**Exercise goal**
Each line that holds the word "maddeleri" counts once; give the total for the records below and nothing else.

Entries with figure data
◇ ◇ ◇ ◇ ◇ ◇ ◇
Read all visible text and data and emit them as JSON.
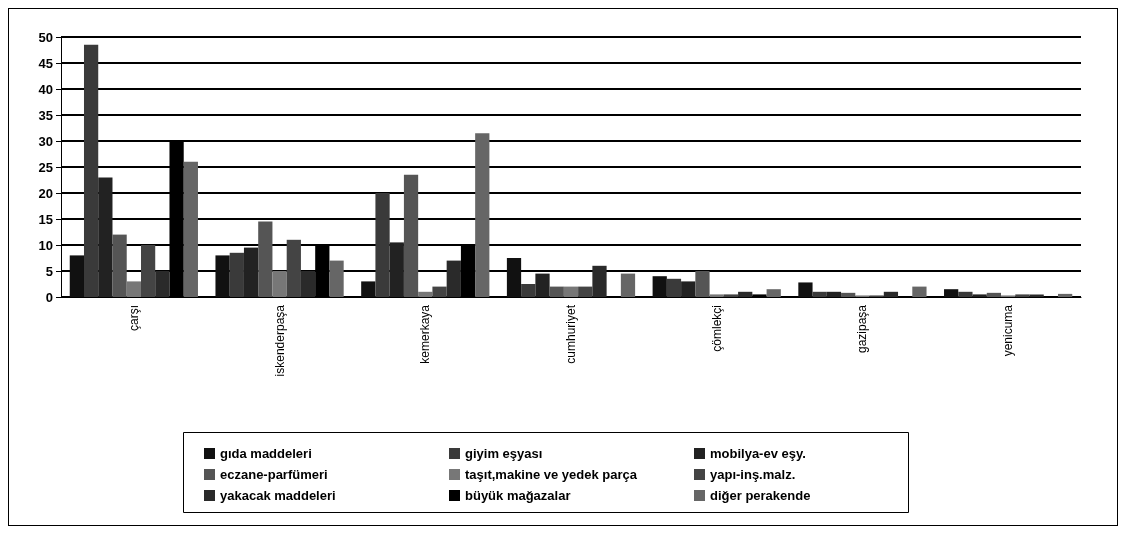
{
  "chart_data": {
    "type": "bar",
    "categories": [
      "çarşı",
      "iskenderpaşa",
      "kemerkaya",
      "cumhuriyet",
      "çömlekçi",
      "gazipaşa",
      "yenicuma"
    ],
    "series": [
      {
        "name": "gıda maddeleri",
        "color": "#111111",
        "values": [
          8,
          8,
          3,
          7.5,
          4,
          2.8,
          1.5
        ]
      },
      {
        "name": "giyim eşyası",
        "color": "#3a3a3a",
        "values": [
          48.5,
          8.5,
          20,
          2.5,
          3.5,
          1,
          1
        ]
      },
      {
        "name": "mobilya-ev eşy.",
        "color": "#222222",
        "values": [
          23,
          9.5,
          10.5,
          4.5,
          3,
          1,
          0.5
        ]
      },
      {
        "name": "eczane-parfümeri",
        "color": "#555555",
        "values": [
          12,
          14.5,
          23.5,
          2,
          5,
          0.8,
          0.8
        ]
      },
      {
        "name": "taşıt,makine ve yedek parça",
        "color": "#777777",
        "values": [
          3,
          5,
          1,
          2,
          0.5,
          0.3,
          0.3
        ]
      },
      {
        "name": "yapı-inş.malz.",
        "color": "#444444",
        "values": [
          10,
          11,
          2,
          2,
          0.5,
          0.3,
          0.5
        ]
      },
      {
        "name": "yakacak maddeleri",
        "color": "#2a2a2a",
        "values": [
          5,
          5,
          7,
          6,
          1,
          1,
          0.5
        ]
      },
      {
        "name": "büyük mağazalar",
        "color": "#000000",
        "values": [
          30,
          10,
          10,
          0,
          0.5,
          null,
          null
        ]
      },
      {
        "name": "diğer perakende",
        "color": "#666666",
        "values": [
          26,
          7,
          31.5,
          4.5,
          1.5,
          2,
          0.6
        ]
      }
    ],
    "ylim": [
      0,
      50
    ],
    "yticks": [
      0,
      5,
      10,
      15,
      20,
      25,
      30,
      35,
      40,
      45,
      50
    ],
    "grid": "y",
    "legend": "bottom"
  }
}
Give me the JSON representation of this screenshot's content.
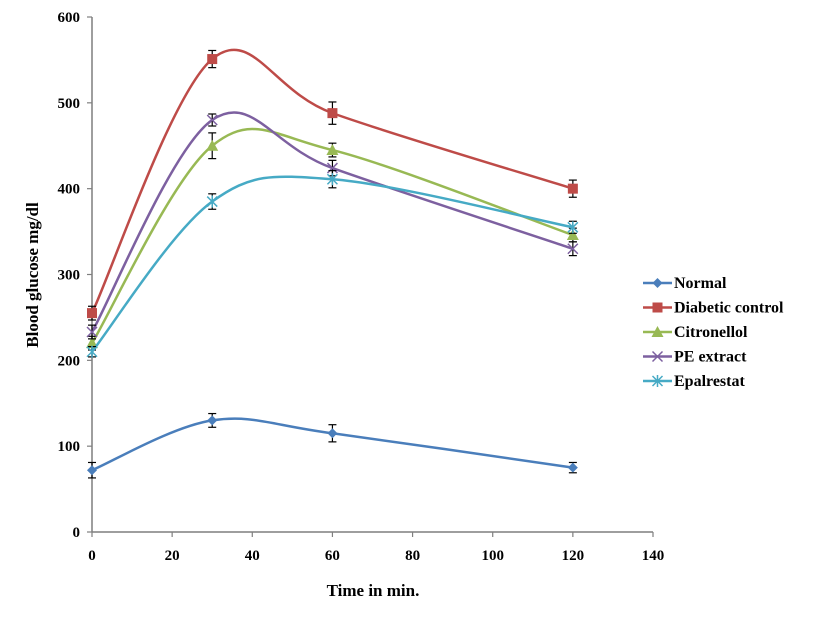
◇ ◇ ◇ ◇ ◇ ◇ ◇
**Full solution**
2